> [Task description]
Copy each line below without leaving any out.

Extracted data entries:
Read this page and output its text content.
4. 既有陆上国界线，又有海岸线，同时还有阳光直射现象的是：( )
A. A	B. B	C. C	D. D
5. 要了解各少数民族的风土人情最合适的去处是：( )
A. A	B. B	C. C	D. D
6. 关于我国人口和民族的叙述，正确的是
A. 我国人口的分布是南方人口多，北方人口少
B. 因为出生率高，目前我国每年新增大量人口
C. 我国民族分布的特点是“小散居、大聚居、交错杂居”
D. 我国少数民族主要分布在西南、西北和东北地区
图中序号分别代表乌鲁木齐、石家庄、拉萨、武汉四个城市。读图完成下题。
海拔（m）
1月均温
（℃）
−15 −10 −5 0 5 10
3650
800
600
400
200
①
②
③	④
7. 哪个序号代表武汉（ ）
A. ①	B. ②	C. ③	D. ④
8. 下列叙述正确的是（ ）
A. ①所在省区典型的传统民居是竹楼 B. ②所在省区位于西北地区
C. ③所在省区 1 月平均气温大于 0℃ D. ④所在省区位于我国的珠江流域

> [Task output]
Read this page and output its text content.
4. 既有陆上国界线，又有海岸线，同时还有阳光直射现象的是：( )
A. A	B. B	C. C	D. D
5. 要了解各少数民族的风土人情最合适的去处是：( )
A. A	B. B	C. C	D. D
6. 关于我国人口和民族的叙述，正确的是
A. 我国人口的分布是南方人口多，北方人口少
B. 因为出生率高，目前我国每年新增大量人口
C. 我国民族分布的特点是“小散居、大聚居、交错杂居”
D. 我国少数民族主要分布在西南、西北和东北地区
图中序号分别代表乌鲁木齐、石家庄、拉萨、武汉四个城市。读图完成下题。
海拔（m）
1月均温
（℃）
−15 −10 −5 0 5 10
3650
800
600
400
200
①
②
③	④
7. 哪个序号代表武汉（ ）
A. ①	B. ②	C. ③	D. ④
8. 下列叙述正确的是（ ）
A. ①所在省区典型的传统民居是竹楼 B. ②所在省区位于西北地区
C. ③所在省区 1 月平均气温大于 0℃ D. ④所在省区位于我国的珠江流域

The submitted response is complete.